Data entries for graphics
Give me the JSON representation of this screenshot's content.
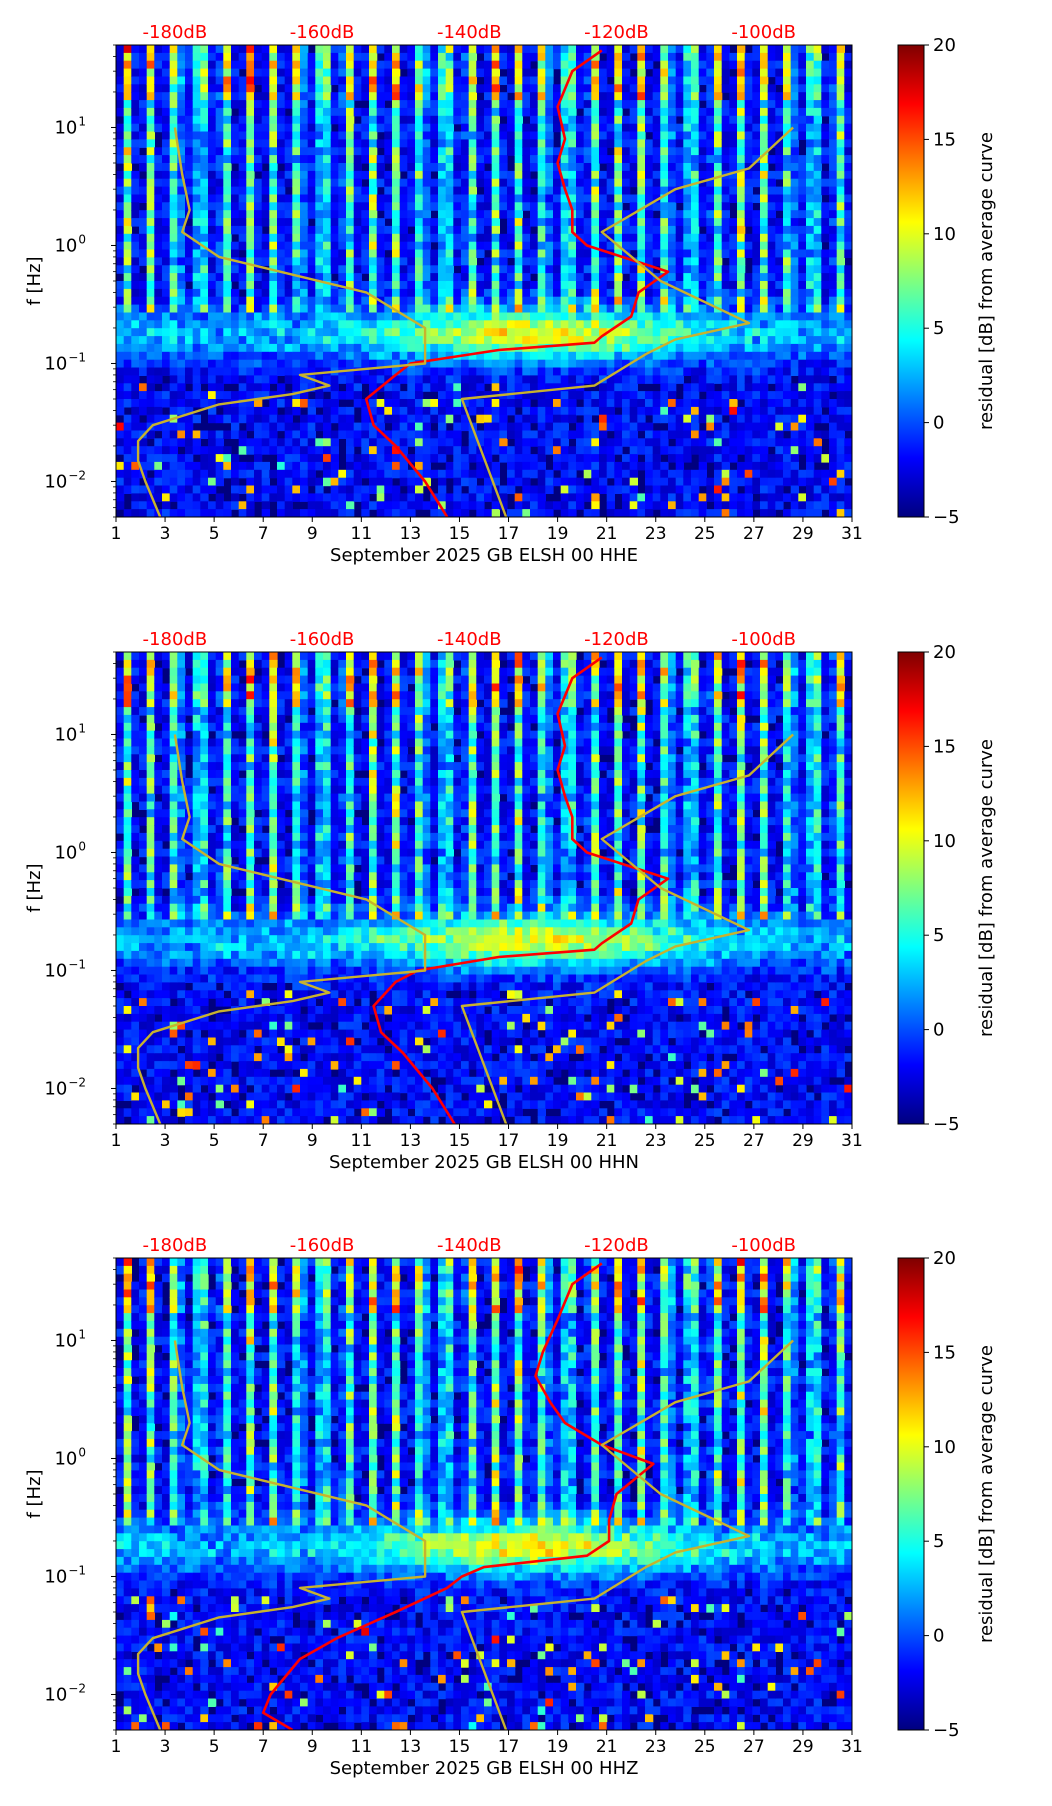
{
  "colors": {
    "noise_curve": "#ff0000",
    "model_curve": "#c8b22e",
    "top_axis_text": "#ff0000",
    "colormap": [
      "#00007f",
      "#0000ff",
      "#007fff",
      "#00ffff",
      "#7fff7f",
      "#ffff00",
      "#ff7f00",
      "#ff0000",
      "#7f0000"
    ]
  },
  "shared": {
    "ylabel": "f [Hz]",
    "x_ticks": [
      "1",
      "3",
      "5",
      "7",
      "9",
      "11",
      "13",
      "15",
      "17",
      "19",
      "21",
      "23",
      "25",
      "27",
      "29",
      "31"
    ],
    "x_range": [
      1,
      31
    ],
    "y_range_hz": [
      0.005,
      50
    ],
    "y_ticks": [
      {
        "value": 0.01,
        "base": "10",
        "exp": "−2"
      },
      {
        "value": 0.1,
        "base": "10",
        "exp": "−1"
      },
      {
        "value": 1,
        "base": "10",
        "exp": "0"
      },
      {
        "value": 10,
        "base": "10",
        "exp": "1"
      }
    ],
    "top_axis_labels": [
      "-180dB",
      "-160dB",
      "-140dB",
      "-120dB",
      "-100dB"
    ],
    "top_axis_db": [
      -180,
      -160,
      -140,
      -120,
      -100
    ],
    "top_axis_db_range": [
      -188,
      -88
    ],
    "colorbar": {
      "label": "residual [dB] from average curve",
      "ticks": [
        "20",
        "15",
        "10",
        "5",
        "0",
        "−5"
      ],
      "tick_values": [
        20,
        15,
        10,
        5,
        0,
        -5
      ],
      "range": [
        -5,
        20
      ]
    }
  },
  "chart_data": [
    {
      "type": "heatmap",
      "title": "",
      "xlabel": "September 2025 GB ELSH 00 HHE",
      "ylabel": "f [Hz]",
      "xlim": [
        1,
        31
      ],
      "ylim": [
        0.005,
        50
      ],
      "colorbar_label": "residual [dB] from average curve",
      "clim": [
        -5,
        20
      ],
      "series": [
        {
          "name": "noise level (dB, top axis)",
          "freq_hz": [
            0.005,
            0.01,
            0.02,
            0.03,
            0.05,
            0.08,
            0.1,
            0.13,
            0.15,
            0.17,
            0.25,
            0.4,
            0.6,
            1.0,
            1.3,
            2,
            3,
            5,
            8,
            15,
            30,
            45
          ],
          "db": [
            -143,
            -146,
            -150,
            -153,
            -154,
            -150,
            -148,
            -136,
            -123,
            -122,
            -118,
            -117,
            -113,
            -124,
            -126,
            -126,
            -127,
            -128,
            -127,
            -128,
            -126,
            -122
          ]
        },
        {
          "name": "model curve (dB, top axis)",
          "freq_hz": [
            0.005,
            0.01,
            0.015,
            0.022,
            0.03,
            0.045,
            0.055,
            0.065,
            0.08,
            0.1,
            0.2,
            0.4,
            0.8,
            1.3,
            2,
            4,
            10
          ],
          "db": [
            -182,
            -184,
            -185,
            -185,
            -183,
            -174,
            -164,
            -159,
            -163,
            -146,
            -146,
            -154,
            -174,
            -179,
            -178,
            -179,
            -180
          ]
        },
        {
          "name": "model curve lower branch (dB, top axis)",
          "freq_hz": [
            0.005,
            0.05,
            0.065,
            0.12,
            0.16,
            0.22,
            0.5,
            1.3,
            3,
            4.5,
            10
          ],
          "db": [
            -135,
            -141,
            -123,
            -116,
            -112,
            -102,
            -114,
            -122,
            -112,
            -102,
            -96
          ]
        }
      ]
    },
    {
      "type": "heatmap",
      "title": "",
      "xlabel": "September 2025 GB ELSH 00 HHN",
      "ylabel": "f [Hz]",
      "xlim": [
        1,
        31
      ],
      "ylim": [
        0.005,
        50
      ],
      "colorbar_label": "residual [dB] from average curve",
      "clim": [
        -5,
        20
      ],
      "series": [
        {
          "name": "noise level (dB, top axis)",
          "freq_hz": [
            0.005,
            0.01,
            0.02,
            0.03,
            0.05,
            0.08,
            0.1,
            0.13,
            0.15,
            0.17,
            0.25,
            0.4,
            0.6,
            1.0,
            1.3,
            2,
            3,
            5,
            8,
            15,
            30,
            45
          ],
          "db": [
            -142,
            -145,
            -149,
            -152,
            -153,
            -150,
            -147,
            -136,
            -123,
            -122,
            -118,
            -117,
            -113,
            -124,
            -126,
            -126,
            -127,
            -128,
            -127,
            -128,
            -126,
            -122
          ]
        },
        {
          "name": "model curve (dB, top axis)",
          "freq_hz": [
            0.005,
            0.01,
            0.015,
            0.022,
            0.03,
            0.045,
            0.055,
            0.065,
            0.08,
            0.1,
            0.2,
            0.4,
            0.8,
            1.3,
            2,
            4,
            10
          ],
          "db": [
            -182,
            -184,
            -185,
            -185,
            -183,
            -174,
            -164,
            -159,
            -163,
            -146,
            -146,
            -154,
            -174,
            -179,
            -178,
            -179,
            -180
          ]
        },
        {
          "name": "model curve lower branch (dB, top axis)",
          "freq_hz": [
            0.005,
            0.05,
            0.065,
            0.12,
            0.16,
            0.22,
            0.5,
            1.3,
            3,
            4.5,
            10
          ],
          "db": [
            -135,
            -141,
            -123,
            -116,
            -112,
            -102,
            -114,
            -122,
            -112,
            -102,
            -96
          ]
        }
      ]
    },
    {
      "type": "heatmap",
      "title": "",
      "xlabel": "September 2025 GB ELSH 00 HHZ",
      "ylabel": "f [Hz]",
      "xlim": [
        1,
        31
      ],
      "ylim": [
        0.005,
        50
      ],
      "colorbar_label": "residual [dB] from average curve",
      "clim": [
        -5,
        20
      ],
      "series": [
        {
          "name": "noise level (dB, top axis)",
          "freq_hz": [
            0.005,
            0.007,
            0.01,
            0.02,
            0.03,
            0.05,
            0.08,
            0.1,
            0.12,
            0.15,
            0.2,
            0.3,
            0.5,
            0.9,
            1.3,
            2,
            3,
            5,
            8,
            15,
            30,
            45
          ],
          "db": [
            -164,
            -168,
            -167,
            -163,
            -158,
            -150,
            -143,
            -141,
            -138,
            -124,
            -121,
            -121,
            -120,
            -115,
            -122,
            -127,
            -129,
            -131,
            -130,
            -128,
            -126,
            -122
          ]
        },
        {
          "name": "model curve (dB, top axis)",
          "freq_hz": [
            0.005,
            0.01,
            0.015,
            0.022,
            0.03,
            0.045,
            0.055,
            0.065,
            0.08,
            0.1,
            0.2,
            0.4,
            0.8,
            1.3,
            2,
            4,
            10
          ],
          "db": [
            -182,
            -184,
            -185,
            -185,
            -183,
            -174,
            -164,
            -159,
            -163,
            -146,
            -146,
            -154,
            -174,
            -179,
            -178,
            -179,
            -180
          ]
        },
        {
          "name": "model curve lower branch (dB, top axis)",
          "freq_hz": [
            0.005,
            0.05,
            0.065,
            0.12,
            0.16,
            0.22,
            0.5,
            1.3,
            3,
            4.5,
            10
          ],
          "db": [
            -135,
            -141,
            -123,
            -116,
            -112,
            -102,
            -114,
            -122,
            -112,
            -102,
            -96
          ]
        }
      ]
    }
  ]
}
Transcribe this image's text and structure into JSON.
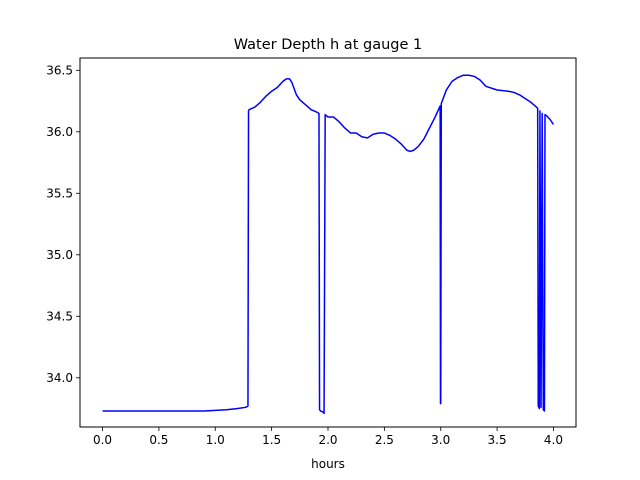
{
  "chart_data": {
    "type": "line",
    "title": "Water Depth h at gauge 1",
    "xlabel": "hours",
    "ylabel": "",
    "xlim": [
      -0.2,
      4.2
    ],
    "ylim": [
      33.6,
      36.6
    ],
    "xticks": [
      0.0,
      0.5,
      1.0,
      1.5,
      2.0,
      2.5,
      3.0,
      3.5,
      4.0
    ],
    "xtick_labels": [
      "0.0",
      "0.5",
      "1.0",
      "1.5",
      "2.0",
      "2.5",
      "3.0",
      "3.5",
      "4.0"
    ],
    "yticks": [
      34.0,
      34.5,
      35.0,
      35.5,
      36.0,
      36.5
    ],
    "ytick_labels": [
      "34.0",
      "34.5",
      "35.0",
      "35.5",
      "36.0",
      "36.5"
    ],
    "grid": false,
    "legend": "none",
    "series": [
      {
        "color": "#0000ff",
        "x": [
          0.0,
          0.5,
          0.9,
          1.1,
          1.2,
          1.27,
          1.29,
          1.295,
          1.3,
          1.35,
          1.4,
          1.45,
          1.5,
          1.55,
          1.6,
          1.63,
          1.66,
          1.68,
          1.7,
          1.72,
          1.75,
          1.8,
          1.85,
          1.9,
          1.92,
          1.925,
          1.935,
          1.96,
          1.965,
          1.975,
          2.0,
          2.05,
          2.1,
          2.15,
          2.2,
          2.25,
          2.3,
          2.35,
          2.4,
          2.45,
          2.5,
          2.55,
          2.6,
          2.65,
          2.7,
          2.73,
          2.76,
          2.8,
          2.85,
          2.9,
          2.95,
          2.995,
          2.998,
          3.0,
          3.005,
          3.05,
          3.1,
          3.15,
          3.2,
          3.25,
          3.3,
          3.35,
          3.4,
          3.5,
          3.6,
          3.65,
          3.7,
          3.75,
          3.8,
          3.85,
          3.86,
          3.865,
          3.875,
          3.88,
          3.89,
          3.9,
          3.91,
          3.92,
          3.925,
          3.94,
          3.97,
          4.0
        ],
        "y": [
          33.73,
          33.73,
          33.73,
          33.74,
          33.75,
          33.76,
          33.77,
          36.17,
          36.18,
          36.2,
          36.24,
          36.29,
          36.33,
          36.36,
          36.41,
          36.43,
          36.43,
          36.4,
          36.35,
          36.3,
          36.26,
          36.22,
          36.18,
          36.16,
          36.15,
          33.74,
          33.73,
          33.72,
          33.71,
          36.14,
          36.12,
          36.12,
          36.08,
          36.03,
          35.99,
          35.99,
          35.96,
          35.95,
          35.98,
          35.99,
          35.99,
          35.97,
          35.94,
          35.9,
          35.85,
          35.84,
          35.85,
          35.88,
          35.94,
          36.03,
          36.12,
          36.21,
          33.79,
          33.79,
          36.23,
          36.34,
          36.41,
          36.44,
          36.46,
          36.46,
          36.45,
          36.42,
          36.37,
          36.34,
          36.33,
          36.32,
          36.3,
          36.27,
          36.24,
          36.2,
          36.19,
          33.77,
          33.75,
          36.17,
          33.76,
          36.15,
          33.74,
          33.73,
          36.14,
          36.13,
          36.1,
          36.06
        ]
      }
    ]
  }
}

● EXERCISE REQUIREMENTS
Going through the data above, count the lines where the string "ELSH" appears, and answer with only that number.

● RESPONSE BELOW
3